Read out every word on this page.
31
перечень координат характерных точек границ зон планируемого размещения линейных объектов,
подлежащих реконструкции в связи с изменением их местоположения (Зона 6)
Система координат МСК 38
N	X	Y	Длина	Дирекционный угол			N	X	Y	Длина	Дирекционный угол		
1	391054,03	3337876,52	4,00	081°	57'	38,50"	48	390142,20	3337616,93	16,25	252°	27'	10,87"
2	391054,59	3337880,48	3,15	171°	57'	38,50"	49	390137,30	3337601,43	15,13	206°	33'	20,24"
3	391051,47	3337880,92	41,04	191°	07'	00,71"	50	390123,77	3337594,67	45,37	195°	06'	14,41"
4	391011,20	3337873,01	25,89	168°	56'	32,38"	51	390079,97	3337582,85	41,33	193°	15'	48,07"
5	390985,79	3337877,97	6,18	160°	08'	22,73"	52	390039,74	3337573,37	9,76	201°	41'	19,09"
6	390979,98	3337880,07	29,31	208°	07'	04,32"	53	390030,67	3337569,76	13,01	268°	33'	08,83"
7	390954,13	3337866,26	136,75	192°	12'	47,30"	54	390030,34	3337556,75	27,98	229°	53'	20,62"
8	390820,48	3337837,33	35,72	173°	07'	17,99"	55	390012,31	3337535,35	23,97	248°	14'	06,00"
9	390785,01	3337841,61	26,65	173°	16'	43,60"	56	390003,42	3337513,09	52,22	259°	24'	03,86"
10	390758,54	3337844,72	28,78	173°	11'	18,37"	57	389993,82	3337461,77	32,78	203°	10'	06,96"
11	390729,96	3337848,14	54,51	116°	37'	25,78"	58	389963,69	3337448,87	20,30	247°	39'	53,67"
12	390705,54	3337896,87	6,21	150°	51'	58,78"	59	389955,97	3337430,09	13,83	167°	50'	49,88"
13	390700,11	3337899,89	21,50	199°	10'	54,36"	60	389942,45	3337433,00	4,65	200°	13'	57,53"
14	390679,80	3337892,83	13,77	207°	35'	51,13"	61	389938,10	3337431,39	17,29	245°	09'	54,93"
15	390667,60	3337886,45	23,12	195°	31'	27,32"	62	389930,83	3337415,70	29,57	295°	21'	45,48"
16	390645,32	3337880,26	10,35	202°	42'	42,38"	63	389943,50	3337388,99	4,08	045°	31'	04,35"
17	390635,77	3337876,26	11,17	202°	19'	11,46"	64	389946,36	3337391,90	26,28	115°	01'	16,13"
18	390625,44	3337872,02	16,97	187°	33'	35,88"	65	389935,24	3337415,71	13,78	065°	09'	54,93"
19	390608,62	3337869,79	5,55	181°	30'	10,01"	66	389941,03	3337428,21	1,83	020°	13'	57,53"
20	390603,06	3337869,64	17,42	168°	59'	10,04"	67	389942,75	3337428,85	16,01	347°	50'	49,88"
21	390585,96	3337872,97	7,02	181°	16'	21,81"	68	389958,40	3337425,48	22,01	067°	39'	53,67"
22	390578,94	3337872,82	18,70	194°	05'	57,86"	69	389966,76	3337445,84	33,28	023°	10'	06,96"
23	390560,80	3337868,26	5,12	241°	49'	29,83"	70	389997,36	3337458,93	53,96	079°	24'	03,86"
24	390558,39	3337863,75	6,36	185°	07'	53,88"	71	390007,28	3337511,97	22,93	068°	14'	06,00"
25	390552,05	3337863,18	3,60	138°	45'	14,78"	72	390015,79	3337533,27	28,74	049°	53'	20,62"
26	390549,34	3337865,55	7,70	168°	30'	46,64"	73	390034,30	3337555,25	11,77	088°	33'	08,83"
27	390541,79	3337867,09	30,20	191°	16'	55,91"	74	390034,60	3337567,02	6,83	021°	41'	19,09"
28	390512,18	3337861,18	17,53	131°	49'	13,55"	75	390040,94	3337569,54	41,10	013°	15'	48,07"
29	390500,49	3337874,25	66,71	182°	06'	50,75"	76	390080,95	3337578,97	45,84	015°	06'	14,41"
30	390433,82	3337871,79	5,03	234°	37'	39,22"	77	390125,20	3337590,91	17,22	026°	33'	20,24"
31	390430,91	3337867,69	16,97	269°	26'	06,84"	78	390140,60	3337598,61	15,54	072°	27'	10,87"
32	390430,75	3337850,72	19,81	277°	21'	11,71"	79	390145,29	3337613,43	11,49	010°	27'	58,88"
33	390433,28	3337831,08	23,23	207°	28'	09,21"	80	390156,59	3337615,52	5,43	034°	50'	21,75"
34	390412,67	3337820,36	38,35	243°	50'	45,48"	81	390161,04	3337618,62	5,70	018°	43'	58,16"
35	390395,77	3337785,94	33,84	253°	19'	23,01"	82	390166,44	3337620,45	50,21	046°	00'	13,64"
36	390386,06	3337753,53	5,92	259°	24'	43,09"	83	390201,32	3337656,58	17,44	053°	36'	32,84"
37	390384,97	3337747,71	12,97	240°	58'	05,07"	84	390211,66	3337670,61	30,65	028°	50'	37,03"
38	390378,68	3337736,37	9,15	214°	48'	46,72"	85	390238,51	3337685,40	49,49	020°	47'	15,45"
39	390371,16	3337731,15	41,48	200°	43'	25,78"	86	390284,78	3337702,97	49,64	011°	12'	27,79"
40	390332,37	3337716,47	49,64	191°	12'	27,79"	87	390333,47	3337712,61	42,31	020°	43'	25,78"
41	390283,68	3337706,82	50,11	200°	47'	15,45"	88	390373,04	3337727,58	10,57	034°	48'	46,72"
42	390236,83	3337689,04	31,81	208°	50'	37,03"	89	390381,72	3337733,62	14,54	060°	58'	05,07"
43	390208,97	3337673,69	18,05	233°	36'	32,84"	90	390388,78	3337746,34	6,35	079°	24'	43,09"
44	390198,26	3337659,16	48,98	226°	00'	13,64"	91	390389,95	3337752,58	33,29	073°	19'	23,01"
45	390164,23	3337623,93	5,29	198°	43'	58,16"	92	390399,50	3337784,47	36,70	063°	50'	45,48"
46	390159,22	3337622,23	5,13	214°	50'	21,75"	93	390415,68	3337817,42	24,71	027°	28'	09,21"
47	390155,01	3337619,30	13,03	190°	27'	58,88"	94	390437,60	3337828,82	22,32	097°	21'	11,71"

# Work to complete
Search the lines for "координат". Copy each line that has it.

# Task output
перечень координат характерных точек границ зон планируемого размещения линейных объектов,
Система координат МСК 38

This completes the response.